• Prompt
Return all lines where the word "associés" can be found.
::::
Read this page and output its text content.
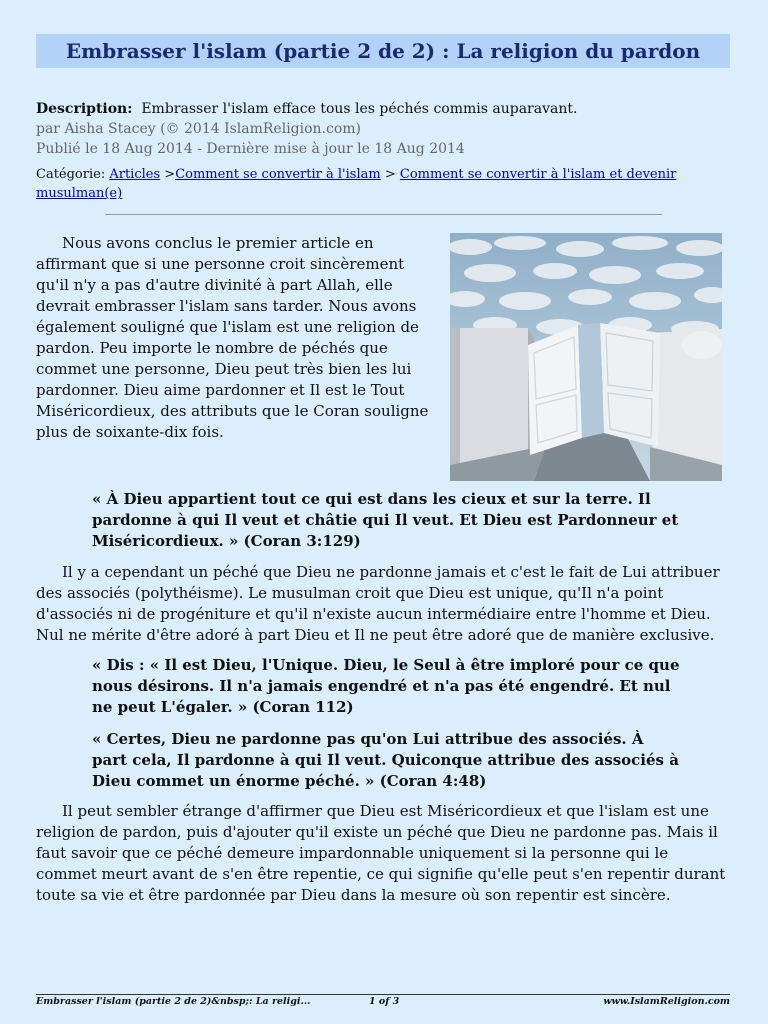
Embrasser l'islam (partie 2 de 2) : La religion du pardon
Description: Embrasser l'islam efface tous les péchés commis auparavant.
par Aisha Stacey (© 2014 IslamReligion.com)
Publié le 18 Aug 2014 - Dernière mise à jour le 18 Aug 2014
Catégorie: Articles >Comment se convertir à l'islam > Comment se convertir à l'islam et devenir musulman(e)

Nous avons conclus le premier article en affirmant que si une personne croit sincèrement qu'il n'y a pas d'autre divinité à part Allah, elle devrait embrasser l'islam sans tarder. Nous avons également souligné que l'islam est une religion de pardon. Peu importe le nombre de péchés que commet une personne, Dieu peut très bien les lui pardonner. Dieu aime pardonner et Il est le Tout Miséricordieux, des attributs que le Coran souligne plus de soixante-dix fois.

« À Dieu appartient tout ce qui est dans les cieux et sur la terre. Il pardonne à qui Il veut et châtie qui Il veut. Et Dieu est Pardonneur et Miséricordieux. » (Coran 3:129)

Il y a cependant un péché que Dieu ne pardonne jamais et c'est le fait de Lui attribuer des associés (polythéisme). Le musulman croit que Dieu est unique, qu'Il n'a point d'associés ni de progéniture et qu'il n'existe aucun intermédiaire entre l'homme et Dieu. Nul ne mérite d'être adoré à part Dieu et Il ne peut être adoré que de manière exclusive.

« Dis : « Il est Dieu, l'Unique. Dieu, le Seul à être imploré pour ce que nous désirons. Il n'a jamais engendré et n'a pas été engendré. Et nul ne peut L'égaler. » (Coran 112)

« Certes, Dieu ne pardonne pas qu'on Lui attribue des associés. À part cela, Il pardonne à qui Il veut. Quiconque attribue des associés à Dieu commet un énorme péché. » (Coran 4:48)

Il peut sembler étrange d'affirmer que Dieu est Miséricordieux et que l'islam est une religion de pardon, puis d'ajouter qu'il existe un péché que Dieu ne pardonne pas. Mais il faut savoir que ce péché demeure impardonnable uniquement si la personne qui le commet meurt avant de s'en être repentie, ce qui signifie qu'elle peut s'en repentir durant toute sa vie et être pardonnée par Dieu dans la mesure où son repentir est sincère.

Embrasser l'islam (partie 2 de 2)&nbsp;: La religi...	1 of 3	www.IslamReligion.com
::::
• Response
Il y a cependant un péché que Dieu ne pardonne jamais et c'est le fait de Lui attribuer des associés (polythéisme). Le musulman croit que Dieu est unique, qu'Il n'a point d'associés ni de progéniture et qu'il n'existe aucun intermédiaire entre l'homme et Dieu. Nul ne mérite d'être adoré à part Dieu et Il ne peut être adoré que de manière exclusive.
« Certes, Dieu ne pardonne pas qu'on Lui attribue des associés. À part cela, Il pardonne à qui Il veut. Quiconque attribue des associés à Dieu commet un énorme péché. » (Coran 4:48)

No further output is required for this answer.